#### Tasks for this exercise:
1 - Answer these questions using the article about IATA's warning on evacuation baggage:
(a) What is the name of IATA's new passenger safety campaign?
(b) In which four countries did IATA survey recent air travelers?
(c) What percentage of those surveyed correctly answered that they should leave all personal items and exit the aircraft?
2 - From the article about IATA's warning on evacuation baggage, return the passage from "We have all" up to and including "can turn deadly.", copied word for word.

IATA has launched a new safety campaign reminding airline passengers to leave their bags behind during an emergency evacuation after a startling new survey revealed many passengers still do not know better.
Leave Your Bag Behind: IATA Warns Passengers Not To Grab Luggage During Aircraft Evacuations
The International Air Transport Association has launched a new passenger safety campaign called “Save a Life, Not a Bag”, urging travelers not to take cabin baggage during an aircraft evacuation.
That such a campaign is necessary is unsurprising and yet still maddening.
We have all seen the videos. An aircraft is being evacuated, slides are deployed, passengers are moving down the aisle, and some person is standing there trying to retrieve a roller bag from the overhead bin as if this were a normal arrival at the gate.
IATA says passengers must follow crew instructions, leave all baggage behind, and move quickly to the nearest usable exit. Following that instruction, of course, may mean the difference between a successful evacuation and one that can turn deadly.
Do Passengers Really Not Know This?!
IATA commissioned a survey of recent air travelers in the United States, United Kingdom, United Arab Emirates, and Singapore. The results are disturbing.
While 80% of those surveyed claimed to know what to do in an emergency evacuation, only 61% correctly answered that they should leave all personal items and exit the aircraft. IATA also found that one in ten passengers admitted they might still take baggage during an evacuation, or follow others who do, even when instructed not to.
Are people really this stupid?
I do not ask that only to be provocative. I genuinely wonder whether passengers fail to understand the rule, or whether professing ignorance simply makes it easier to morally justify putting property ahead of other human beings.
Because that is what grabbing a bag during an evacuation does. It puts your laptop, your passport, your purse, your duty-free, or your precious roller bag ahead of everyone behind you if retrieving those items slows down the delay (see, I’ll add that caveat).
IATA’s Director General Willie Walsh put it plainly:
“Taking bags during an evacuation is not a minor issue. Every second matters. Even taking one bag can affect the safe evacuation of everyone onboard. Crew instructions are clear and simple: leave everything behind and move quickly.”
Walsh may have messed up British Airways/IAG, but he’s exactly right here.
Every second matters and if you stop to pull down a bag, you delay others. If the bag snags, blocks the aisle, injures someone, or damages the evacuation slide, your selfishness becomes everyone else’s problem.
Locked Overhead Bins?
The more drastic idea being floated is locked overhead bins during critical phases of flight.
I understand the impulse. If passengers cannot be trusted to leave their bags behind, perhaps they should not be able to reach them during an evacuation. But I am increasingly convinced that is not the right answer.
In a perfect world, locked bins would prevent passengers from grabbing their luggage. But in the real world, I worry that some passengers would waste precious seconds trying to force the bins open, argue with crew, or panic because they believe something essential is trapped above them.

[Data extracted from a collection]
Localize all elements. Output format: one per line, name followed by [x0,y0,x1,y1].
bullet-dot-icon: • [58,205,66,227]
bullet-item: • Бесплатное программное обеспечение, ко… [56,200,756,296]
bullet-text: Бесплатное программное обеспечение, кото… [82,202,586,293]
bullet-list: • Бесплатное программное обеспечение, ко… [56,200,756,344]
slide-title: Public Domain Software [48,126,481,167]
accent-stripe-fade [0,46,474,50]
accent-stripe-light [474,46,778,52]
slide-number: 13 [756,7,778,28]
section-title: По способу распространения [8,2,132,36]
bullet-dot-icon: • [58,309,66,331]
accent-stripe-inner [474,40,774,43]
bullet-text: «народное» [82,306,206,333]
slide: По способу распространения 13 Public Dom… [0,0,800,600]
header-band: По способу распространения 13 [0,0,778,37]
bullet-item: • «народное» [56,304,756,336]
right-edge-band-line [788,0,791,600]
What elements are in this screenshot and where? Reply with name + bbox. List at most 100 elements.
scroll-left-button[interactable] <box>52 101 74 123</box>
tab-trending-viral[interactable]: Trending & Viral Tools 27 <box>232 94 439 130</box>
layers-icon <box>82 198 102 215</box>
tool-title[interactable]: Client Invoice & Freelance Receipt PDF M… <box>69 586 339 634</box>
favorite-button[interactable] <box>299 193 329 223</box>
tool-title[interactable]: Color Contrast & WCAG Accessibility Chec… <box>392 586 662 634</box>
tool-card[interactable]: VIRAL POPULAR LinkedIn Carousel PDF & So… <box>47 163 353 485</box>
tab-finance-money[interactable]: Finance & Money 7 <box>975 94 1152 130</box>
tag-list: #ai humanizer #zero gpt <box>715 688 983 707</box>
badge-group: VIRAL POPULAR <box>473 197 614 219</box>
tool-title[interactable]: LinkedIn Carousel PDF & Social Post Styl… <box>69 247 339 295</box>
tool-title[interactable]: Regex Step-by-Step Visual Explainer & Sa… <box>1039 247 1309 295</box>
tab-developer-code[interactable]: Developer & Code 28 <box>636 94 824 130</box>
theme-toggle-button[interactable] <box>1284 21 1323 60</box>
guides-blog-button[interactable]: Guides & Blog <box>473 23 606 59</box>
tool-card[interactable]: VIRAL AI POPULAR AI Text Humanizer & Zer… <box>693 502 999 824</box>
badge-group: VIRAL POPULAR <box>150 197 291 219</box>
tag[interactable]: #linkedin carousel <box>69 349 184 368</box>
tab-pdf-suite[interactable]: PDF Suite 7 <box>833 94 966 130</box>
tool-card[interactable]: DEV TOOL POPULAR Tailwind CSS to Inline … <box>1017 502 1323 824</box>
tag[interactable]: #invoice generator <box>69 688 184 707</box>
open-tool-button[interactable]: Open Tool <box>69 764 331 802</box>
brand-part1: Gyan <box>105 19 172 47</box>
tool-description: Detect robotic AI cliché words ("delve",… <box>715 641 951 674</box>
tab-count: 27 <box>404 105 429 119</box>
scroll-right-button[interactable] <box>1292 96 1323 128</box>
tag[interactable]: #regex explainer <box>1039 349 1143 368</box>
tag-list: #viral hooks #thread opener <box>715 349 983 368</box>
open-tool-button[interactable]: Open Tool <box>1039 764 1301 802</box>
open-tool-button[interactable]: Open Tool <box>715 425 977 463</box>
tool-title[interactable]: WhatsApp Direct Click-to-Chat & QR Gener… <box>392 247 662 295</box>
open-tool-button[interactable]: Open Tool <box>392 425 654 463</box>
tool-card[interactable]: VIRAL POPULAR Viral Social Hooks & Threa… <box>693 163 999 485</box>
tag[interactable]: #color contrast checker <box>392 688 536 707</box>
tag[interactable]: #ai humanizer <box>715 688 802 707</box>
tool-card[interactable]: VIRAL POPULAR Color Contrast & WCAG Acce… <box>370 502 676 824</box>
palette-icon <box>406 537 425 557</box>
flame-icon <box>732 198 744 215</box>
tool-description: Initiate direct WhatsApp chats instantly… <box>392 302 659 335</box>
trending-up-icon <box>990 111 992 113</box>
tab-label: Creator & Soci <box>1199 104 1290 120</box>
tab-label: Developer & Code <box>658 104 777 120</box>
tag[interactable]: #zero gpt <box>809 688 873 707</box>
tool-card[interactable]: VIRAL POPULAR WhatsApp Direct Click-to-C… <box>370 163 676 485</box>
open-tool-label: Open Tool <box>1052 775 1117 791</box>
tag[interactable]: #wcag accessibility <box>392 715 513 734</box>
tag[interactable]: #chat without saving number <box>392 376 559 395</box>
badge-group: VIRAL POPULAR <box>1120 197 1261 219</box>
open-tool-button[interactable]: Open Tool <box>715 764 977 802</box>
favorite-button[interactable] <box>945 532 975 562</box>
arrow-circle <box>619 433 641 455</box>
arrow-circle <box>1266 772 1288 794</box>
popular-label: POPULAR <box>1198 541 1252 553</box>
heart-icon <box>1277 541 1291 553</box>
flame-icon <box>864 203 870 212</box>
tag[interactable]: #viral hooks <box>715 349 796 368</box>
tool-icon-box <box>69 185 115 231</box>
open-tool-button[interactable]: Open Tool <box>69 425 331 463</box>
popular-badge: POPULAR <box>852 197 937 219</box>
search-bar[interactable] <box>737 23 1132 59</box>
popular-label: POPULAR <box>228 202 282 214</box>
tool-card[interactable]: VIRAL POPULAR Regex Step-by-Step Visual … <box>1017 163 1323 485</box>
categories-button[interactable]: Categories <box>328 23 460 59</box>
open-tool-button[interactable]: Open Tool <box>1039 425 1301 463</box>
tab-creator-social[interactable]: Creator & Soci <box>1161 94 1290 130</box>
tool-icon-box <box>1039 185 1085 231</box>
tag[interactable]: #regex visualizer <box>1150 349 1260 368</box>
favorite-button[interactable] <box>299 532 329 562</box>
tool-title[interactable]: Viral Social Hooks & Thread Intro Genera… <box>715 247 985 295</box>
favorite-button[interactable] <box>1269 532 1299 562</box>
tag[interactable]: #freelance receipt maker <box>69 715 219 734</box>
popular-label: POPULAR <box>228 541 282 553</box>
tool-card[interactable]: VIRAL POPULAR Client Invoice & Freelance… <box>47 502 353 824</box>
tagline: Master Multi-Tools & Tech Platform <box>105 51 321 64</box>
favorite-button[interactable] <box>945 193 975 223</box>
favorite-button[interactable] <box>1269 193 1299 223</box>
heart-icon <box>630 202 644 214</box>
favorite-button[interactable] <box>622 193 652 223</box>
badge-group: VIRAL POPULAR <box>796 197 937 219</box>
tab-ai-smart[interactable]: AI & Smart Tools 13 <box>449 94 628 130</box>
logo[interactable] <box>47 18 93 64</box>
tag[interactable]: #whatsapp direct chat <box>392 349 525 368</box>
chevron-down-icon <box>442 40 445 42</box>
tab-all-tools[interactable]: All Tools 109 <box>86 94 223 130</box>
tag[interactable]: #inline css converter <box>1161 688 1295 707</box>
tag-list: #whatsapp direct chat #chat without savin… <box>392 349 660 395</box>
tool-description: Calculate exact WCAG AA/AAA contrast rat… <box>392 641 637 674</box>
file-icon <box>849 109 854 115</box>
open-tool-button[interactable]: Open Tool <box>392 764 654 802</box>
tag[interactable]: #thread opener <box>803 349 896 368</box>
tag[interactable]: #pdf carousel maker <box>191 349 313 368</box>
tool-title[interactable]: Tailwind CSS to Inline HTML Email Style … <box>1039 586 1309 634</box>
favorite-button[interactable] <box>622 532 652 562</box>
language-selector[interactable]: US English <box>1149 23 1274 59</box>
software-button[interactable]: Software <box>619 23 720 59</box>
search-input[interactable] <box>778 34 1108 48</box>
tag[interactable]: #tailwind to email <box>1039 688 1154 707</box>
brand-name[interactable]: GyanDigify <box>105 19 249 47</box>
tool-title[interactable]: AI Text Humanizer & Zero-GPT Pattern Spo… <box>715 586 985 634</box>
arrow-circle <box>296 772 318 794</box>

#### Responses:
1 -
(a) "Save a Life, Not a Bag"
(b) The United States, the United Kingdom, the United Arab Emirates, and Singapore
(c) 61%

2 -
We have all seen the videos. An aircraft is being evacuated, slides are deployed, passengers are moving down the aisle, and some person is standing there trying to retrieve a roller bag from the overhead bin as if this were a normal arrival at the gate.
IATA says passengers must follow crew instructions, leave all baggage behind, and move quickly to the nearest usable exit. Following that instruction, of course, may mean the difference between a successful evacuation and one that can turn deadly.